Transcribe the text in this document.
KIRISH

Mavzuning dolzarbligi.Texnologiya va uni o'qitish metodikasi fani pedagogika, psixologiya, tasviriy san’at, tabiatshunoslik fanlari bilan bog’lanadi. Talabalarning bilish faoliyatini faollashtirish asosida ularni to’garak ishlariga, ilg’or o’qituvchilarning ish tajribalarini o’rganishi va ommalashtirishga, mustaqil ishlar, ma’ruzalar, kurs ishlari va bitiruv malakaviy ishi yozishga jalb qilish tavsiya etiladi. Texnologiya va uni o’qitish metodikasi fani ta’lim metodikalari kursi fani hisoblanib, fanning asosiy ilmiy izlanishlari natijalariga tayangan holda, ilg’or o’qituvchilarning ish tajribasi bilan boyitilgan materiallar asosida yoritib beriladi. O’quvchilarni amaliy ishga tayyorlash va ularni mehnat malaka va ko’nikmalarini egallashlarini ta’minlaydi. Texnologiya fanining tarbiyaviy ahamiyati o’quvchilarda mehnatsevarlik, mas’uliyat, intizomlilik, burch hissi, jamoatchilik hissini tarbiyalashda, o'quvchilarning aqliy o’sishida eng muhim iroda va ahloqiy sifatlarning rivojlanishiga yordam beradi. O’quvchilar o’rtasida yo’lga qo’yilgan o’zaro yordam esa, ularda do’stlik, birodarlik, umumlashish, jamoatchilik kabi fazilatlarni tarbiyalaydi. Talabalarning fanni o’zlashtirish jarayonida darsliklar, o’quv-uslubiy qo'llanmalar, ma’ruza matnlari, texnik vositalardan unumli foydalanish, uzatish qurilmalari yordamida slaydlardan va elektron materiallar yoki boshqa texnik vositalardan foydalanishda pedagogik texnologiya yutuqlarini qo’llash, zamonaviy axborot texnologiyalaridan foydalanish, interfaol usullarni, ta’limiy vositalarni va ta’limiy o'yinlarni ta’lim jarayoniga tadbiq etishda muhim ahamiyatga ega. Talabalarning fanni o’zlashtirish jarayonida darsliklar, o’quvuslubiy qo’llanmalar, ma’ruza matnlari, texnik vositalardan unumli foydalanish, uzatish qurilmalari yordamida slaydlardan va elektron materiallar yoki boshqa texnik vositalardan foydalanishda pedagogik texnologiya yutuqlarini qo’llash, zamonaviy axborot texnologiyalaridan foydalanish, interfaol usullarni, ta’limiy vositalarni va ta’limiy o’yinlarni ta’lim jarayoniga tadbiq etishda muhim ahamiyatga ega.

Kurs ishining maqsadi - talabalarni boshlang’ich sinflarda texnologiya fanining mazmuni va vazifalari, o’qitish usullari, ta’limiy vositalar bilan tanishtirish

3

════════

# What you are asked to do
From the records above, extract everything verbatim.

# Written response
Transcribe the text in this document.
KIRISH

Mavzuning dolzarbligi.Texnologiya va uni o'qitish metodikasi fani pedagogika, psixologiya, tasviriy san’at, tabiatshunoslik fanlari bilan bog’lanadi. Talabalarning bilish faoliyatini faollashtirish asosida ularni to’garak ishlariga, ilg’or o’qituvchilarning ish tajribalarini o’rganishi va ommalashtirishga, mustaqil ishlar, ma’ruzalar, kurs ishlari va bitiruv malakaviy ishi yozishga jalb qilish tavsiya etiladi. Texnologiya va uni o’qitish metodikasi fani ta’lim metodikalari kursi fani hisoblanib, fanning asosiy ilmiy izlanishlari natijalariga tayangan holda, ilg’or o’qituvchilarning ish tajribasi bilan boyitilgan materiallar asosida yoritib beriladi. O’quvchilarni amaliy ishga tayyorlash va ularni mehnat malaka va ko’nikmalarini egallashlarini ta’minlaydi. Texnologiya fanining tarbiyaviy ahamiyati o’quvchilarda mehnatsevarlik, mas’uliyat, intizomlilik, burch hissi, jamoatchilik hissini tarbiyalashda, o'quvchilarning aqliy o’sishida eng muhim iroda va ahloqiy sifatlarning rivojlanishiga yordam beradi. O’quvchilar o’rtasida yo’lga qo’yilgan o’zaro yordam esa, ularda do’stlik, birodarlik, umumlashish, jamoatchilik kabi fazilatlarni tarbiyalaydi. Talabalarning fanni o’zlashtirish jarayonida darsliklar, o’quv-uslubiy qo'llanmalar, ma’ruza matnlari, texnik vositalardan unumli foydalanish, uzatish qurilmalari yordamida slaydlardan va elektron materiallar yoki boshqa texnik vositalardan foydalanishda pedagogik texnologiya yutuqlarini qo’llash, zamonaviy axborot texnologiyalaridan foydalanish, interfaol usullarni, ta’limiy vositalarni va ta’limiy o'yinlarni ta’lim jarayoniga tadbiq etishda muhim ahamiyatga ega. Talabalarning fanni o’zlashtirish jarayonida darsliklar, o’quvuslubiy qo’llanmalar, ma’ruza matnlari, texnik vositalardan unumli foydalanish, uzatish qurilmalari yordamida slaydlardan va elektron materiallar yoki boshqa texnik vositalardan foydalanishda pedagogik texnologiya yutuqlarini qo’llash, zamonaviy axborot texnologiyalaridan foydalanish, interfaol usullarni, ta’limiy vositalarni va ta’limiy o’yinlarni ta’lim jarayoniga tadbiq etishda muhim ahamiyatga ega.

Kurs ishining maqsadi - talabalarni boshlang’ich sinflarda texnologiya fanining mazmuni va vazifalari, o’qitish usullari, ta’limiy vositalar bilan tanishtirish

3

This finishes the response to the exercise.